─── Recorded information

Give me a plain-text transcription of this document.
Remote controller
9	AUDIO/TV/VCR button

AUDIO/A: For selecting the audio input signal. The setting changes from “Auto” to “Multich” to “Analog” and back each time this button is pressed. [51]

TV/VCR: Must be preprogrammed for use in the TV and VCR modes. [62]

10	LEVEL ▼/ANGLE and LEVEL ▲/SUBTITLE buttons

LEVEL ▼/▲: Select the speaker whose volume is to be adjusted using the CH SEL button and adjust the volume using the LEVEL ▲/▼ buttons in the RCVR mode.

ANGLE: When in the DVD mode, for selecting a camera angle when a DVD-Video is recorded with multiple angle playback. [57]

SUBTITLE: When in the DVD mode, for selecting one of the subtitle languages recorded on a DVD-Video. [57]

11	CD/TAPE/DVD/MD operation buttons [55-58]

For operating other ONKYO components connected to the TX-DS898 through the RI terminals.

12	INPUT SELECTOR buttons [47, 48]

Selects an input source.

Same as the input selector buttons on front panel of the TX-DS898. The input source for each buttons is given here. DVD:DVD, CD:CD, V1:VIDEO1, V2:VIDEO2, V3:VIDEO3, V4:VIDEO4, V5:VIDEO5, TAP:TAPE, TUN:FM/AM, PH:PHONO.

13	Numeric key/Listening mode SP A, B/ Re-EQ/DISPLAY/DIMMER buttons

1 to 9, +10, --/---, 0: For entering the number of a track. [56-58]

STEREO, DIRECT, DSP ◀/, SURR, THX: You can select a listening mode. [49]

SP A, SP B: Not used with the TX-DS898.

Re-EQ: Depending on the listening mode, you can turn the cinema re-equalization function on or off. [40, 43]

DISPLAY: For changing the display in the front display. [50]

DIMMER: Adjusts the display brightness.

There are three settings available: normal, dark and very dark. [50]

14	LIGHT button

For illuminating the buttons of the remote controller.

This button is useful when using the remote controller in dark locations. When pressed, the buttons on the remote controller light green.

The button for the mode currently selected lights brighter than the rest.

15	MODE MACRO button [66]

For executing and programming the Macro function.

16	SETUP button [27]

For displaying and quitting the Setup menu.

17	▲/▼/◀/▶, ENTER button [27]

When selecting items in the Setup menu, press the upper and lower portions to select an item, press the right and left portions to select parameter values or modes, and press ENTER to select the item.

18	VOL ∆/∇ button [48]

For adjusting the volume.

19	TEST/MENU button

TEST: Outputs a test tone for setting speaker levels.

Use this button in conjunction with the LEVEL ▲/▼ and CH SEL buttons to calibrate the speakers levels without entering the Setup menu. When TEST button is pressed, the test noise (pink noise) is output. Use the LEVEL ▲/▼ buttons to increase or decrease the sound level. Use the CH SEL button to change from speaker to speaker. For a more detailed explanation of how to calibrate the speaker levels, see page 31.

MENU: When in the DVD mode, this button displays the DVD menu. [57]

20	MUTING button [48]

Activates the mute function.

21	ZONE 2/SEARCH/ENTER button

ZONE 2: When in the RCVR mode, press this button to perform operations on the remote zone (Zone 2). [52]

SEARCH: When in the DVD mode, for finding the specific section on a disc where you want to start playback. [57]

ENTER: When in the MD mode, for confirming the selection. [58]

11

──────

> Task directions
Check each line of the records for the word "playback", and show the lines that contain it.

> Written response
ANGLE: When in the DVD mode, for selecting a camera angle when a DVD-Video is recorded with multiple angle playback. [57]
SEARCH: When in the DVD mode, for finding the specific section on a disc where you want to start playback. [57]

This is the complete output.